_Listed records_:
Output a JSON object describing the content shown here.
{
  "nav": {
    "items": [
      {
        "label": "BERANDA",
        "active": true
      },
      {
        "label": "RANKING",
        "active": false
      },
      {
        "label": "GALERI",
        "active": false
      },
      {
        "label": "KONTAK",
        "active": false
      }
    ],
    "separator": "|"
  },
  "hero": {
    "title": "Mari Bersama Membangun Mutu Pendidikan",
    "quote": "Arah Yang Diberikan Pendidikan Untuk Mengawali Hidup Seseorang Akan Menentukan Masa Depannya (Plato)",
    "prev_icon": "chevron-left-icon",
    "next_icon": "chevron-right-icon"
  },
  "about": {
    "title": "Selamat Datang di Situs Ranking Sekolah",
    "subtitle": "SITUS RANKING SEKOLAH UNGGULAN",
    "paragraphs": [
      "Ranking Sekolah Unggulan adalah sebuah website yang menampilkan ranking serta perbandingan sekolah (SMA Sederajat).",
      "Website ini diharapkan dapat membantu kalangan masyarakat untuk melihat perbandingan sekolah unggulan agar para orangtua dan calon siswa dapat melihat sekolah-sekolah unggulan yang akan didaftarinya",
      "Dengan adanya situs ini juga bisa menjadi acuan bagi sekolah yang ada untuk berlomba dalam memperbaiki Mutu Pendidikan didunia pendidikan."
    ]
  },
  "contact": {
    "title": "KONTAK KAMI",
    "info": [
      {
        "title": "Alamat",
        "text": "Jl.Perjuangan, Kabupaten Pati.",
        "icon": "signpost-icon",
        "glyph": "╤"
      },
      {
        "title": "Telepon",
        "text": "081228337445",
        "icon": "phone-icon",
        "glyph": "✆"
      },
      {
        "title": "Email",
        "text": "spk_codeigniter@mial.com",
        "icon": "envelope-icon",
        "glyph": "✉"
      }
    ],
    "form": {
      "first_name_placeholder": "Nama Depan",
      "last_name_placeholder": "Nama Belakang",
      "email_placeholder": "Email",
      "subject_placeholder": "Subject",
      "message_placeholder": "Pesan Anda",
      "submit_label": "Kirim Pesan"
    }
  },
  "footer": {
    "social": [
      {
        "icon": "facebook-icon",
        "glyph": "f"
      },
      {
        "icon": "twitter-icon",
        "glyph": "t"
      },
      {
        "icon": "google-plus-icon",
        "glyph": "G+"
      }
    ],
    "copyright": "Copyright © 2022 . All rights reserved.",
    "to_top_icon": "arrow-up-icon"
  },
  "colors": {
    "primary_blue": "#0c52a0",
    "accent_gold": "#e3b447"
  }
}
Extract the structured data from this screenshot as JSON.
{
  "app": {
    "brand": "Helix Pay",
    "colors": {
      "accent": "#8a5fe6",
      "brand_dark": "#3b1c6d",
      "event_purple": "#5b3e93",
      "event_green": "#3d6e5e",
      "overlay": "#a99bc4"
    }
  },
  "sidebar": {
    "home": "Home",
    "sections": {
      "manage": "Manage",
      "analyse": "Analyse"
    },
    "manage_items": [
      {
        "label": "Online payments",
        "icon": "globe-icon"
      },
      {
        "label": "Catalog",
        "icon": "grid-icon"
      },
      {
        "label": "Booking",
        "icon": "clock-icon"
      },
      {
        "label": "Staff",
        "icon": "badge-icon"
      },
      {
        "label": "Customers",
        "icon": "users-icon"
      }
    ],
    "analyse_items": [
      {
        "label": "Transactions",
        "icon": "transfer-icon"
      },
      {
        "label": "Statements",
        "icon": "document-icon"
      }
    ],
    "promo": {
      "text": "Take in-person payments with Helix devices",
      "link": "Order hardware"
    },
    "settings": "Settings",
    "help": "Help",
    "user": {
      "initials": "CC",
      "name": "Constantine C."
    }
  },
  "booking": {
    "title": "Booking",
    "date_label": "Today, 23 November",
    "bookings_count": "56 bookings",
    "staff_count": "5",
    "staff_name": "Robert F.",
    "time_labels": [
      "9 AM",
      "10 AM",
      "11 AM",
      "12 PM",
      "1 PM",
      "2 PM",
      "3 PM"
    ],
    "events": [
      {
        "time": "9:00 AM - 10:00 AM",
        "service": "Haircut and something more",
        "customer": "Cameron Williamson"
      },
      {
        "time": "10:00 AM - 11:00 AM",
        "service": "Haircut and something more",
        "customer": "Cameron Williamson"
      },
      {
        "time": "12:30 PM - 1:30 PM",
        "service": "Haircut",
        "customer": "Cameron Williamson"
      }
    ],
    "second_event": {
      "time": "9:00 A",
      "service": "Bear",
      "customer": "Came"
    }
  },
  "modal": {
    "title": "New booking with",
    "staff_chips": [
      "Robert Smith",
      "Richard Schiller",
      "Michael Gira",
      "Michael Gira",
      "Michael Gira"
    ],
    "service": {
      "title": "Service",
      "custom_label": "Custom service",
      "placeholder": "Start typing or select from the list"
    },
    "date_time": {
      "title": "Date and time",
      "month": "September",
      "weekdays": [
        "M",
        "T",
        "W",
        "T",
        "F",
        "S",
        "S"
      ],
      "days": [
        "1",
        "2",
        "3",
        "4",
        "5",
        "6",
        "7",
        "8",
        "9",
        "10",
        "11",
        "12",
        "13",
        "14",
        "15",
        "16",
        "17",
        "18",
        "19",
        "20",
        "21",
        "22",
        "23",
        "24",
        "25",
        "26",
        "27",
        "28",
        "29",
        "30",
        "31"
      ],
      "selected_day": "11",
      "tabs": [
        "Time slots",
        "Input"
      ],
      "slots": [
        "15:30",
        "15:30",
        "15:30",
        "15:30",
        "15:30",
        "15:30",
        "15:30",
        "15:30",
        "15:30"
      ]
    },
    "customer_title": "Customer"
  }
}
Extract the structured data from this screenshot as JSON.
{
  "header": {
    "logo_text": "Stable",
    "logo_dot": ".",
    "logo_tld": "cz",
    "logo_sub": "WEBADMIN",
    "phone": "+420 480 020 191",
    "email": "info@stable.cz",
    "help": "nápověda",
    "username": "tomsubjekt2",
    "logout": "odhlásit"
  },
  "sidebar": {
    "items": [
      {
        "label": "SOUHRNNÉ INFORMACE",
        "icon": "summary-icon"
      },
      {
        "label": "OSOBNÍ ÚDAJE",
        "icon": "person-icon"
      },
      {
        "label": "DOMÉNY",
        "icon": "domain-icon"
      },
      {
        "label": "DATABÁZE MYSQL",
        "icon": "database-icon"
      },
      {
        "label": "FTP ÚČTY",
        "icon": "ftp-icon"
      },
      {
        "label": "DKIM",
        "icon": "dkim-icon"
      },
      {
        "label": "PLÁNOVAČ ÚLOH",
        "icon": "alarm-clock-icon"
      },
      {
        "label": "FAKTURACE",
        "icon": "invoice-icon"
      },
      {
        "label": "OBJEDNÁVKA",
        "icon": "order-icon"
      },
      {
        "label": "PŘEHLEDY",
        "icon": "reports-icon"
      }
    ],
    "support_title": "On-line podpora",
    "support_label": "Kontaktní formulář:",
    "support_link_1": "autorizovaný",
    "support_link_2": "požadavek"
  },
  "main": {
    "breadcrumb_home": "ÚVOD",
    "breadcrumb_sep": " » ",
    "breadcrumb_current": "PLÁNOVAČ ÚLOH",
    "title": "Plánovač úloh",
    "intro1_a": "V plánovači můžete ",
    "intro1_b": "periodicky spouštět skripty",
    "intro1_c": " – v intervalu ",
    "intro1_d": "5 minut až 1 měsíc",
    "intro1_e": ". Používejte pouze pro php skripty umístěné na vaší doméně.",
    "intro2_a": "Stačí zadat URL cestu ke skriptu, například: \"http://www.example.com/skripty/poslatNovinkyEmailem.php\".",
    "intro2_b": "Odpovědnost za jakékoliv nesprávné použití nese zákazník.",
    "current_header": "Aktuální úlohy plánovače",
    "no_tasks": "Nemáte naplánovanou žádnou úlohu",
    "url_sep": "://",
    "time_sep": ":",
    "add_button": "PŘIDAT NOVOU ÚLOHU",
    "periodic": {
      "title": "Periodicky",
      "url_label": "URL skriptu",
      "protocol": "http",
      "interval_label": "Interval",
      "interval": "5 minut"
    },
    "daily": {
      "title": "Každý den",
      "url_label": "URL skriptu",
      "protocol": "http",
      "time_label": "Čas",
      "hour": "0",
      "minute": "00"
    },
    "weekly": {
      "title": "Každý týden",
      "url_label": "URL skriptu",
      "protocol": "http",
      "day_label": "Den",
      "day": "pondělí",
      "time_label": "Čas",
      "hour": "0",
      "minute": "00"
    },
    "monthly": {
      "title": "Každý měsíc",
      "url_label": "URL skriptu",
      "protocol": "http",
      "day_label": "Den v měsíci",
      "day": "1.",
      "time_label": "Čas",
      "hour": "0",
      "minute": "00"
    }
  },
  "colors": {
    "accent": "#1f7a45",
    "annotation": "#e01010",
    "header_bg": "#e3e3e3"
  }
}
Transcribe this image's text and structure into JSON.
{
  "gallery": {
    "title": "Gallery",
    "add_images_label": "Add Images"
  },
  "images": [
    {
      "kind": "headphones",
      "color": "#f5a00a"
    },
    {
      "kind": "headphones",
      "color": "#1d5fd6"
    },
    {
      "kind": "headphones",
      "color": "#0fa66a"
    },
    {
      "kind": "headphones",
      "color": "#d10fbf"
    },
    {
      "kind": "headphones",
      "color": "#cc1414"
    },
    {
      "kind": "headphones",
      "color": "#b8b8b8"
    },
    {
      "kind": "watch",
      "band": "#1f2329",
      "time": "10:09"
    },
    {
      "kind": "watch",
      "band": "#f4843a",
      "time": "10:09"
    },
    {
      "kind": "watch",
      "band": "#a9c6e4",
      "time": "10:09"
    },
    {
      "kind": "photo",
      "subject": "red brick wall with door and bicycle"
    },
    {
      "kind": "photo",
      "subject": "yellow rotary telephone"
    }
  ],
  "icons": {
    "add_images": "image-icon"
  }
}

_Problem statement_:
Return exactly the lines from the one containing "Transcribe this image's" to the last line of the data, and nothing more.

_Finished answer_:
Transcribe this image's text and structure into JSON.
{
  "gallery": {
    "title": "Gallery",
    "add_images_label": "Add Images"
  },
  "images": [
    {
      "kind": "headphones",
      "color": "#f5a00a"
    },
    {
      "kind": "headphones",
      "color": "#1d5fd6"
    },
    {
      "kind": "headphones",
      "color": "#0fa66a"
    },
    {
      "kind": "headphones",
      "color": "#d10fbf"
    },
    {
      "kind": "headphones",
      "color": "#cc1414"
    },
    {
      "kind": "headphones",
      "color": "#b8b8b8"
    },
    {
      "kind": "watch",
      "band": "#1f2329",
      "time": "10:09"
    },
    {
      "kind": "watch",
      "band": "#f4843a",
      "time": "10:09"
    },
    {
      "kind": "watch",
      "band": "#a9c6e4",
      "time": "10:09"
    },
    {
      "kind": "photo",
      "subject": "red brick wall with door and bicycle"
    },
    {
      "kind": "photo",
      "subject": "yellow rotary telephone"
    }
  ],
  "icons": {
    "add_images": "image-icon"
  }
}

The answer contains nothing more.